▼
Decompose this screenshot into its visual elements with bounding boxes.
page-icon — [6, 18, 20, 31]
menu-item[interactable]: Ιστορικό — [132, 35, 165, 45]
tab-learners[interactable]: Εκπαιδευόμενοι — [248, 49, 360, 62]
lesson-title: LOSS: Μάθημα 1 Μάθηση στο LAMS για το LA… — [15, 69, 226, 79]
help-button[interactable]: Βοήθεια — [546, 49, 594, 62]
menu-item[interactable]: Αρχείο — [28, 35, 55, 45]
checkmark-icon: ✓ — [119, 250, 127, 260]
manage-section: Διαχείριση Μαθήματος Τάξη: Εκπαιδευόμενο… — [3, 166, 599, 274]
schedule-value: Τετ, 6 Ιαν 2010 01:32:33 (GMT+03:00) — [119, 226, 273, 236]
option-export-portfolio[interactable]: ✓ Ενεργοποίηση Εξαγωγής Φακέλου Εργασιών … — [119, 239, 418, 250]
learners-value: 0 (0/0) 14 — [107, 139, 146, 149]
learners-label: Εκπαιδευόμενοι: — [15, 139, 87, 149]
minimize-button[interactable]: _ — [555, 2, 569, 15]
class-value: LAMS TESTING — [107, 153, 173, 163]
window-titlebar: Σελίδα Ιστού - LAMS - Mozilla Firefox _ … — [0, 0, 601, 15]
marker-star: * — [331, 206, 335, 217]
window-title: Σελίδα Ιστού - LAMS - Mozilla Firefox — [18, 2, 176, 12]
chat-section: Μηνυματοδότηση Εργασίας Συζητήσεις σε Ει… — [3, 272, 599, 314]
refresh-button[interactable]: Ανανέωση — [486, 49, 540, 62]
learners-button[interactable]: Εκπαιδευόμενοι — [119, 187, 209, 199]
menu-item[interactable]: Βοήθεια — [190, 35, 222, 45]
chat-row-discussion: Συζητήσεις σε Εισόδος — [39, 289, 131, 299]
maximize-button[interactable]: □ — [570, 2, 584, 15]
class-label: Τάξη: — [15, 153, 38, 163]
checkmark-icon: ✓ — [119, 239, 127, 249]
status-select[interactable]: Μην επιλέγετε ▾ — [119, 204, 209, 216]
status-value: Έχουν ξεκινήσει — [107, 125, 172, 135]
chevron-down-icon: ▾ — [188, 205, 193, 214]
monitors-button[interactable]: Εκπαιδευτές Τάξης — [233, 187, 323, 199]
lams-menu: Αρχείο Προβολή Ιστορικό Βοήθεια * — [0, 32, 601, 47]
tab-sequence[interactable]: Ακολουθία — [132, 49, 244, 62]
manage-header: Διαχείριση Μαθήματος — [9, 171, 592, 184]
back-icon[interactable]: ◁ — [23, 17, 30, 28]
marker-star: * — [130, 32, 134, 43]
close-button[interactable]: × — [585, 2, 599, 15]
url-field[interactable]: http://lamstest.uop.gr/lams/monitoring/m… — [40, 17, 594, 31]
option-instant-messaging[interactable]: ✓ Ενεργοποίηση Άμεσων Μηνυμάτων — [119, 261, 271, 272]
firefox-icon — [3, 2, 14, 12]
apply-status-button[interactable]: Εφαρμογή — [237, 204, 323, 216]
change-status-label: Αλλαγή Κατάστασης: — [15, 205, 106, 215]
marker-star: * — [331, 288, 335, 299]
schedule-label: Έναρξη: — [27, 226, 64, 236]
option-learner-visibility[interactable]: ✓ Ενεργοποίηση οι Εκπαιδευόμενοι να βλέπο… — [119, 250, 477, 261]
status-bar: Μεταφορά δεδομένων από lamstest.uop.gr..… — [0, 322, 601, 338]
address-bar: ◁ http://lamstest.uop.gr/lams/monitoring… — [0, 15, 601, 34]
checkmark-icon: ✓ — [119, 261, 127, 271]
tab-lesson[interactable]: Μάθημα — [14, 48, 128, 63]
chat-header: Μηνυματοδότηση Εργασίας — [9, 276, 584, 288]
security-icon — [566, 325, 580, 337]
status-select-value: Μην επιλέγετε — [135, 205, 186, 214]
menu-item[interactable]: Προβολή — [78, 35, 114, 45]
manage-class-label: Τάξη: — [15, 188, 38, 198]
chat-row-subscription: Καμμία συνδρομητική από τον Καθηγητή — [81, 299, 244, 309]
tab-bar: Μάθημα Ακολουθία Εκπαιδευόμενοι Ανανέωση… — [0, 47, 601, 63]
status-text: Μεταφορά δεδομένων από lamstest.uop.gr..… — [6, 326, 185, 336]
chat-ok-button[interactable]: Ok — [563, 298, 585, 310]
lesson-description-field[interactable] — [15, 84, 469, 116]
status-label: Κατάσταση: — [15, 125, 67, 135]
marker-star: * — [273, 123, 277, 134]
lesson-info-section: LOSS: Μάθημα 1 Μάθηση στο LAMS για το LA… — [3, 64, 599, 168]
▲
— TASK DIRECTIONS —
Copy the item above line for line, keeping every character unchanged.

— WRITTEN RESPONSE —
Decompose this screenshot into its visual elements with bounding boxes.
page-icon — [6, 18, 20, 31]
menu-item[interactable]: Ιστορικό — [132, 35, 165, 45]
tab-learners[interactable]: Εκπαιδευόμενοι — [248, 49, 360, 62]
lesson-title: LOSS: Μάθημα 1 Μάθηση στο LAMS για το LA… — [15, 69, 226, 79]
help-button[interactable]: Βοήθεια — [546, 49, 594, 62]
menu-item[interactable]: Αρχείο — [28, 35, 55, 45]
checkmark-icon: ✓ — [119, 250, 127, 260]
manage-section: Διαχείριση Μαθήματος Τάξη: Εκπαιδευόμενο… — [3, 166, 599, 274]
schedule-value: Τετ, 6 Ιαν 2010 01:32:33 (GMT+03:00) — [119, 226, 273, 236]
option-export-portfolio[interactable]: ✓ Ενεργοποίηση Εξαγωγής Φακέλου Εργασιών … — [119, 239, 418, 250]
learners-value: 0 (0/0) 14 — [107, 139, 146, 149]
learners-label: Εκπαιδευόμενοι: — [15, 139, 87, 149]
minimize-button[interactable]: _ — [555, 2, 569, 15]
class-value: LAMS TESTING — [107, 153, 173, 163]
window-titlebar: Σελίδα Ιστού - LAMS - Mozilla Firefox _ … — [0, 0, 601, 15]
marker-star: * — [331, 206, 335, 217]
window-title: Σελίδα Ιστού - LAMS - Mozilla Firefox — [18, 2, 176, 12]
chat-section: Μηνυματοδότηση Εργασίας Συζητήσεις σε Ει… — [3, 272, 599, 314]
refresh-button[interactable]: Ανανέωση — [486, 49, 540, 62]
learners-button[interactable]: Εκπαιδευόμενοι — [119, 187, 209, 199]
menu-item[interactable]: Βοήθεια — [190, 35, 222, 45]
chat-row-discussion: Συζητήσεις σε Εισόδος — [39, 289, 131, 299]
maximize-button[interactable]: □ — [570, 2, 584, 15]
class-label: Τάξη: — [15, 153, 38, 163]
checkmark-icon: ✓ — [119, 239, 127, 249]
status-select[interactable]: Μην επιλέγετε ▾ — [119, 204, 209, 216]
status-value: Έχουν ξεκινήσει — [107, 125, 172, 135]
chevron-down-icon: ▾ — [188, 205, 193, 214]
monitors-button[interactable]: Εκπαιδευτές Τάξης — [233, 187, 323, 199]
lams-menu: Αρχείο Προβολή Ιστορικό Βοήθεια * — [0, 32, 601, 47]
tab-sequence[interactable]: Ακολουθία — [132, 49, 244, 62]
manage-header: Διαχείριση Μαθήματος — [9, 171, 592, 184]
back-icon[interactable]: ◁ — [23, 17, 30, 28]
marker-star: * — [130, 32, 134, 43]
close-button[interactable]: × — [585, 2, 599, 15]
url-field[interactable]: http://lamstest.uop.gr/lams/monitoring/m… — [40, 17, 594, 31]
option-instant-messaging[interactable]: ✓ Ενεργοποίηση Άμεσων Μηνυμάτων — [119, 261, 271, 272]
firefox-icon — [3, 2, 14, 12]
apply-status-button[interactable]: Εφαρμογή — [237, 204, 323, 216]
change-status-label: Αλλαγή Κατάστασης: — [15, 205, 106, 215]
marker-star: * — [331, 288, 335, 299]
schedule-label: Έναρξη: — [27, 226, 64, 236]
option-learner-visibility[interactable]: ✓ Ενεργοποίηση οι Εκπαιδευόμενοι να βλέπο… — [119, 250, 477, 261]
status-bar: Μεταφορά δεδομένων από lamstest.uop.gr..… — [0, 322, 601, 338]
address-bar: ◁ http://lamstest.uop.gr/lams/monitoring… — [0, 15, 601, 34]
checkmark-icon: ✓ — [119, 261, 127, 271]
tab-lesson[interactable]: Μάθημα — [14, 48, 128, 63]
chat-header: Μηνυματοδότηση Εργασίας — [9, 276, 584, 288]
security-icon — [566, 325, 580, 337]
status-select-value: Μην επιλέγετε — [135, 205, 186, 214]
menu-item[interactable]: Προβολή — [78, 35, 114, 45]
manage-class-label: Τάξη: — [15, 188, 38, 198]
chat-row-subscription: Καμμία συνδρομητική από τον Καθηγητή — [81, 299, 244, 309]
tab-bar: Μάθημα Ακολουθία Εκπαιδευόμενοι Ανανέωση… — [0, 47, 601, 63]
status-text: Μεταφορά δεδομένων από lamstest.uop.gr..… — [6, 326, 185, 336]
chat-ok-button[interactable]: Ok — [563, 298, 585, 310]
lesson-description-field[interactable] — [15, 84, 469, 116]
status-label: Κατάσταση: — [15, 125, 67, 135]
marker-star: * — [273, 123, 277, 134]
lesson-info-section: LOSS: Μάθημα 1 Μάθηση στο LAMS για το LA… — [3, 64, 599, 168]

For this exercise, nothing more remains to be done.